Data records:
+ + + + + + +
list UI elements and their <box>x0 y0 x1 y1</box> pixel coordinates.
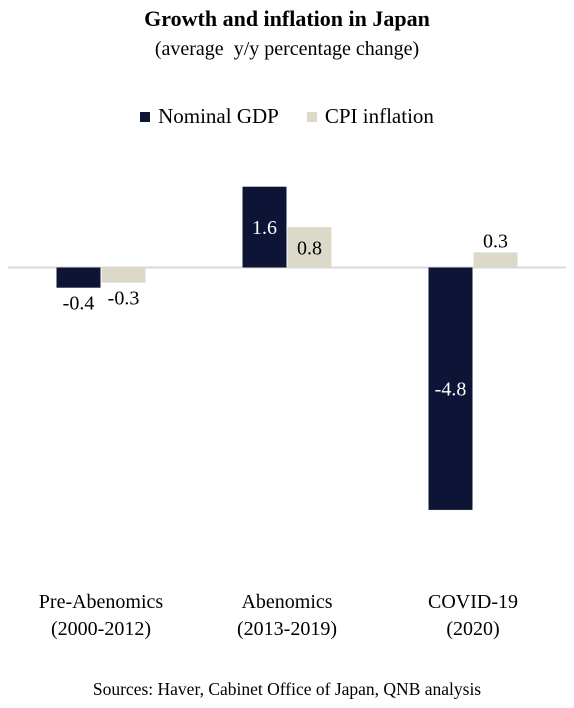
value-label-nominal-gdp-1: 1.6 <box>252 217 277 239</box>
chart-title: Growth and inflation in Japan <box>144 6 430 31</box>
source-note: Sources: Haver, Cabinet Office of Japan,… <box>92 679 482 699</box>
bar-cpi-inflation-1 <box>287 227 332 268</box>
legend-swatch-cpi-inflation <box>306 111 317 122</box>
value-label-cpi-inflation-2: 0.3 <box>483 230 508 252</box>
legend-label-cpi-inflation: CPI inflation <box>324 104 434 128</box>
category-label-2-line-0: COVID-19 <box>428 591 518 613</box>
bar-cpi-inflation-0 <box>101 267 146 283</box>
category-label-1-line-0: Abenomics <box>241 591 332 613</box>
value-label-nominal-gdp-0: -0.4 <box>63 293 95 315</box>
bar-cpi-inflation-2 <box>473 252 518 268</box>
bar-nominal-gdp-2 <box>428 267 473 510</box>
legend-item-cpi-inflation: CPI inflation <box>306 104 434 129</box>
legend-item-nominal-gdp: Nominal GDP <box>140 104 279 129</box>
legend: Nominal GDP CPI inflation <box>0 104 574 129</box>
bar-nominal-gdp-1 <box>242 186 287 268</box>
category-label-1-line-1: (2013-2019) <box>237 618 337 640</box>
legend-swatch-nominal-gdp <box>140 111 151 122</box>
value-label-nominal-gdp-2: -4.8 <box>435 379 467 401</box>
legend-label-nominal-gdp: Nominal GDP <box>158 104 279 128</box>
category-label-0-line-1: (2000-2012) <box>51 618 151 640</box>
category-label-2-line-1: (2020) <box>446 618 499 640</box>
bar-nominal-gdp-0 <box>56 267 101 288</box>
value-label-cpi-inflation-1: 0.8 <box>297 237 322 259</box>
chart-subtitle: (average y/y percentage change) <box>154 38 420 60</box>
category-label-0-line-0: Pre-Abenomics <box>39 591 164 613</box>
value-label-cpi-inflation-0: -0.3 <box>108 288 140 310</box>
+ + + + + + +
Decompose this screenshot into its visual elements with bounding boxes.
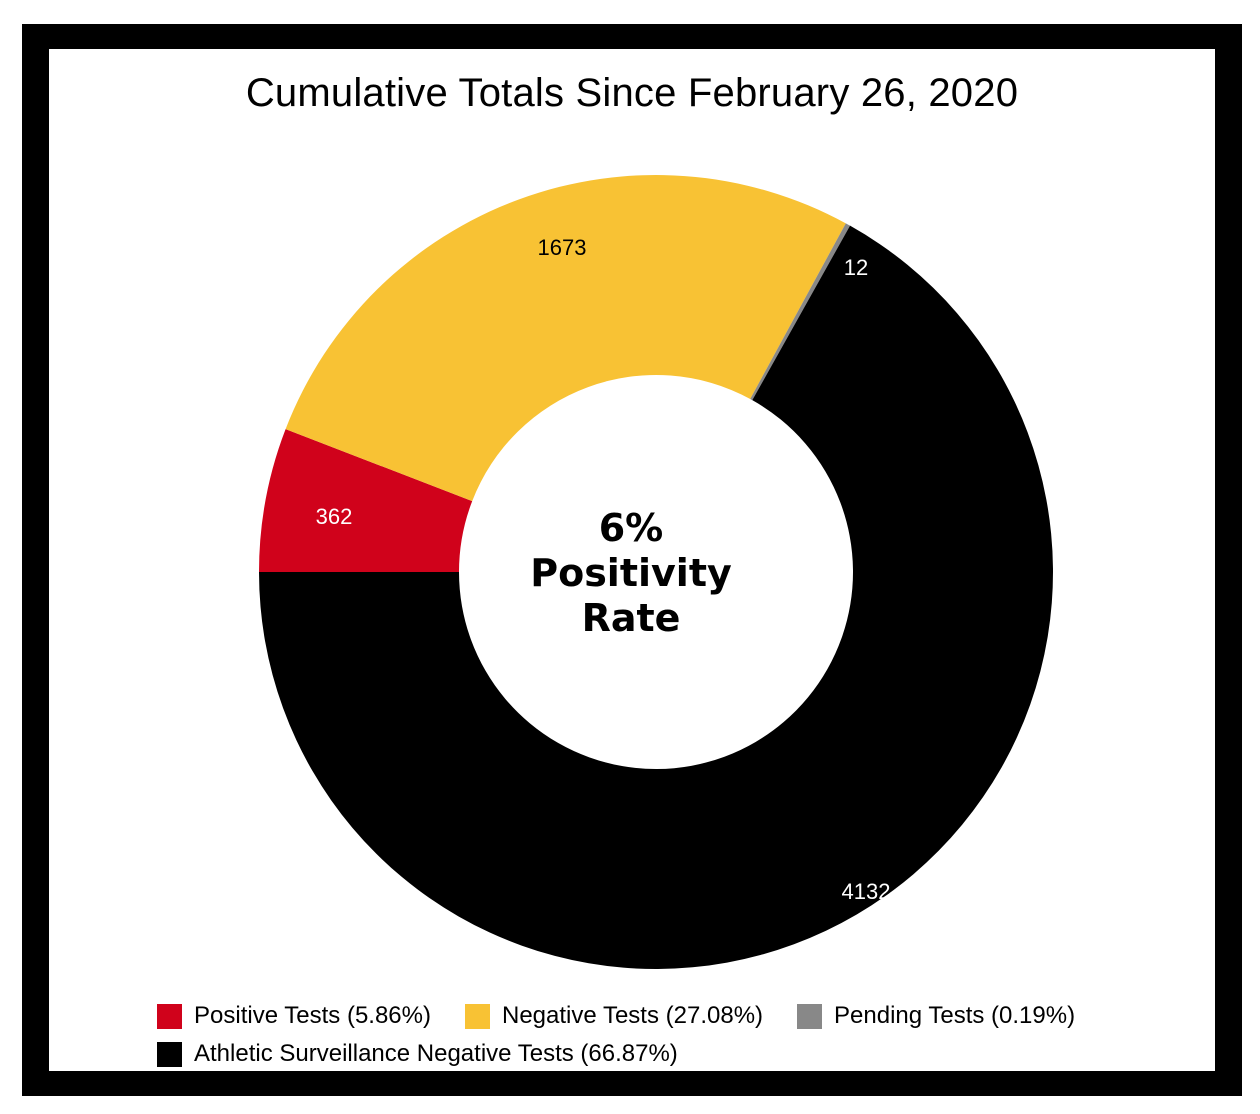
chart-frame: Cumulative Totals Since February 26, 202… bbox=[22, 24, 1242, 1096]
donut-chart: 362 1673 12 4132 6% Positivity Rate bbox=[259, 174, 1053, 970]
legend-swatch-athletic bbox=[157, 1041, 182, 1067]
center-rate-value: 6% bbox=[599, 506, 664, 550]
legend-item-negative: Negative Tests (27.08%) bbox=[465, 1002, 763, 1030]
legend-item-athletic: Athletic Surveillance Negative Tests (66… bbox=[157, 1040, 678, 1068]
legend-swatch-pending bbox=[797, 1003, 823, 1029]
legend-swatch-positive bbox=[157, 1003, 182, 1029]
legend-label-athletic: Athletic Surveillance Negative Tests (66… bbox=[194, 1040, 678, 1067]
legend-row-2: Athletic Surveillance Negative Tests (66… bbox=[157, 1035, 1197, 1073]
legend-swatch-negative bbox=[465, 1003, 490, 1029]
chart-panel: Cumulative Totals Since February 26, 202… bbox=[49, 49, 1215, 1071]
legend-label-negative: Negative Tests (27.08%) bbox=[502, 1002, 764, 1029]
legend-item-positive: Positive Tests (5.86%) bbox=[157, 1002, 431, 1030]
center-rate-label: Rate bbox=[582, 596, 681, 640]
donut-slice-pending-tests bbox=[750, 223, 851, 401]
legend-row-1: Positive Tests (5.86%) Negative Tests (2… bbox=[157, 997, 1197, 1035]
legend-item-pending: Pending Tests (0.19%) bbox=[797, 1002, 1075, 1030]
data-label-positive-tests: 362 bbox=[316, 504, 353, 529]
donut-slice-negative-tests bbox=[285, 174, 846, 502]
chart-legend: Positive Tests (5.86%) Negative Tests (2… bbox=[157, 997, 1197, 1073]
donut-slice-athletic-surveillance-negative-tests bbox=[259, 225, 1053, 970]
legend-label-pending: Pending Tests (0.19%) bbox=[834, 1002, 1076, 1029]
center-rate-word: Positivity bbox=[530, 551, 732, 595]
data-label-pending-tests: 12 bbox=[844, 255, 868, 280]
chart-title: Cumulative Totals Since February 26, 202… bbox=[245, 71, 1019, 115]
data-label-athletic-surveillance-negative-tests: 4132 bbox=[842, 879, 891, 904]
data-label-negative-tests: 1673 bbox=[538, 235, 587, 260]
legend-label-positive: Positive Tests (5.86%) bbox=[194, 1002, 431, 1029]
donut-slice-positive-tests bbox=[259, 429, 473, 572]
+ + + + + + +
## [TASK TO CARRY OUT]
Copy out the data from the line holding "value-label-nominal-gdp-1: 1.6 <box>252" through the line holding "value-label-cpi-inflation-2: 0.3 <box>483", inclusive, swapping "Growth" for "Output" and leaving everything else unchanged.

## [RESPONSE TO THIS TASK]
value-label-nominal-gdp-1: 1.6 <box>252 217 277 239</box>
chart-title: Output and inflation in Japan <box>144 6 430 31</box>
source-note: Sources: Haver, Cabinet Office of Japan,… <box>92 679 482 699</box>
bar-cpi-inflation-1 <box>287 227 332 268</box>
legend-swatch-cpi-inflation <box>306 111 317 122</box>
value-label-cpi-inflation-2: 0.3 <box>483 230 508 252</box>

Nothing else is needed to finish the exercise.